WHAT YOU HAVE TO DO
The listing below must be repeated word for word, with its images excluded.

══ GIVEN ENTRIES ══

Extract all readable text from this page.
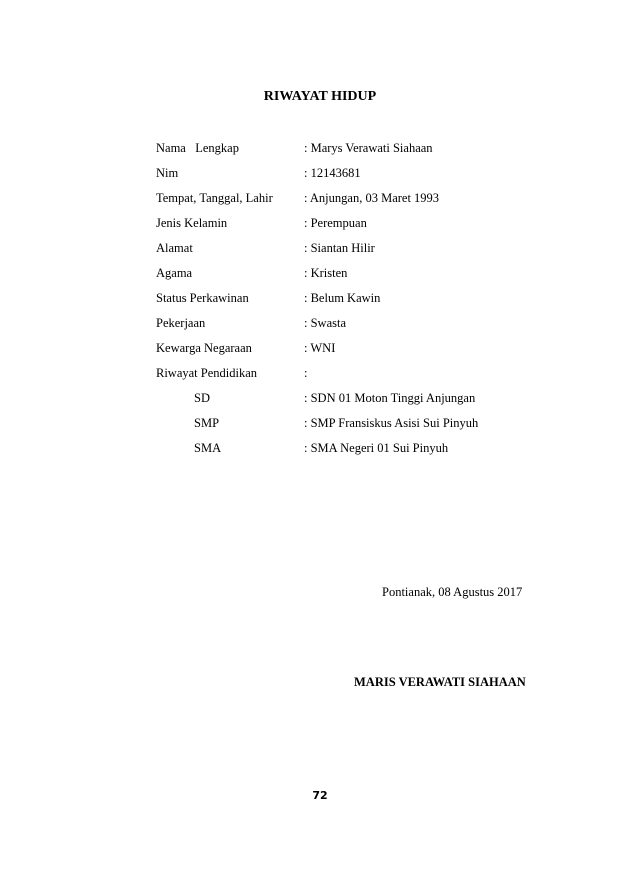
RIWAYAT HIDUP
Nama   Lengkap	: Marys Verawati Siahaan
Nim	: 12143681
Tempat, Tanggal, Lahir	: Anjungan, 03 Maret 1993
Jenis Kelamin	: Perempuan
Alamat	: Siantan Hilir
Agama	: Kristen
Status Perkawinan	: Belum Kawin
Pekerjaan	: Swasta
Kewarga Negaraan	: WNI
Riwayat Pendidikan	:
SD	: SDN 01 Moton Tinggi Anjungan
SMP	: SMP Fransiskus Asisi Sui Pinyuh
SMA	: SMA Negeri 01 Sui Pinyuh
Pontianak, 08 Agustus 2017
MARIS VERAWATI SIAHAAN
72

═══

SOLUTION FOR THIS EXERCISE
Extract all readable text from this page.
RIWAYAT HIDUP
Nama   Lengkap	: Marys Verawati Siahaan
Nim	: 12143681
Tempat, Tanggal, Lahir	: Anjungan, 03 Maret 1993
Jenis Kelamin	: Perempuan
Alamat	: Siantan Hilir
Agama	: Kristen
Status Perkawinan	: Belum Kawin
Pekerjaan	: Swasta
Kewarga Negaraan	: WNI
Riwayat Pendidikan	:
SD	: SDN 01 Moton Tinggi Anjungan
SMP	: SMP Fransiskus Asisi Sui Pinyuh
SMA	: SMA Negeri 01 Sui Pinyuh
Pontianak, 08 Agustus 2017
MARIS VERAWATI SIAHAAN
72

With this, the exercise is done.